=== TASK BRIEF ===
Pictures stay out of your copy, but everything else in the records below must be repeated exactly.

## begin RAW DATA

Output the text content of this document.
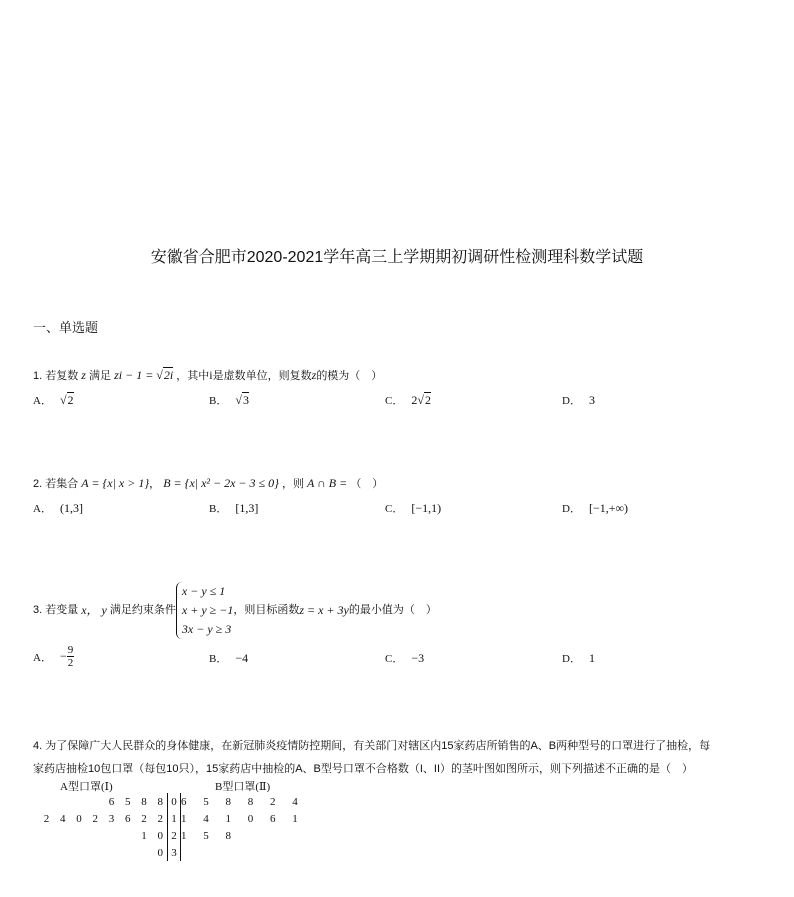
安徽省合肥市2020-2021学年高三上学期期初调研性检测理科数学试题
一、单选题
1. 若复数 z 满足 zi − 1 = √2i ，其中i是虚数单位，则复数z的模为（　）
A． √2	B． √3	C． 2√2	D． 3
2. 若集合 A = {x| x > 1}， B = {x| x² − 2x − 3 ≤ 0} ，则 A ∩ B = （　）
A． (1,3]	B． [1,3]	C． [−1,1)	D． [−1,+∞)
3. 若变量 x， y 满足约束条件
x − y ≤ 1
x + y ≥ −1
3x − y ≥ 3
，则目标函数 z = x + 3y 的最小值为（　）
A． − $\frac{9}{2}$	B． −4	C． −3	D． 1
4. 为了保障广大人民群众的身体健康，在新冠肺炎疫情防控期间，有关部门对辖区内15家药店所销售的A、B两种型号的口罩进行了抽检，每
家药店抽检10包口罩（每包10只），15家药店中抽检的A、B型号口罩不合格数（I、II）的茎叶图如图所示，则下列描述不正确的是（　）
A型口罩(Ⅰ)	B型口罩(Ⅱ)
6 5 8 8	0	6 5 8 8 2 4
2 4 0 2 3 6 2 2	1	1 4 1 0 6 1
1 0	2	1 5 8
0	3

## end RAW DATA

=== EXERCISE RESPONSE ===
Output the text content of this document.
安徽省合肥市2020-2021学年高三上学期期初调研性检测理科数学试题
一、单选题
1. 若复数 z 满足 zi − 1 = √2i ，其中i是虚数单位，则复数z的模为（　）
A． √2	B． √3	C． 2√2	D． 3
2. 若集合 A = {x| x > 1}， B = {x| x² − 2x − 3 ≤ 0} ，则 A ∩ B = （　）
A． (1,3]	B． [1,3]	C． [−1,1)	D． [−1,+∞)
3. 若变量 x， y 满足约束条件
x − y ≤ 1
x + y ≥ −1
3x − y ≥ 3
，则目标函数 z = x + 3y 的最小值为（　）
A． − $\frac{9}{2}$	B． −4	C． −3	D． 1
4. 为了保障广大人民群众的身体健康，在新冠肺炎疫情防控期间，有关部门对辖区内15家药店所销售的A、B两种型号的口罩进行了抽检，每
家药店抽检10包口罩（每包10只），15家药店中抽检的A、B型号口罩不合格数（I、II）的茎叶图如图所示，则下列描述不正确的是（　）
A型口罩(Ⅰ)	B型口罩(Ⅱ)
6 5 8 8	0	6 5 8 8 2 4
2 4 0 2 3 6 2 2	1	1 4 1 0 6 1
1 0	2	1 5 8
0	3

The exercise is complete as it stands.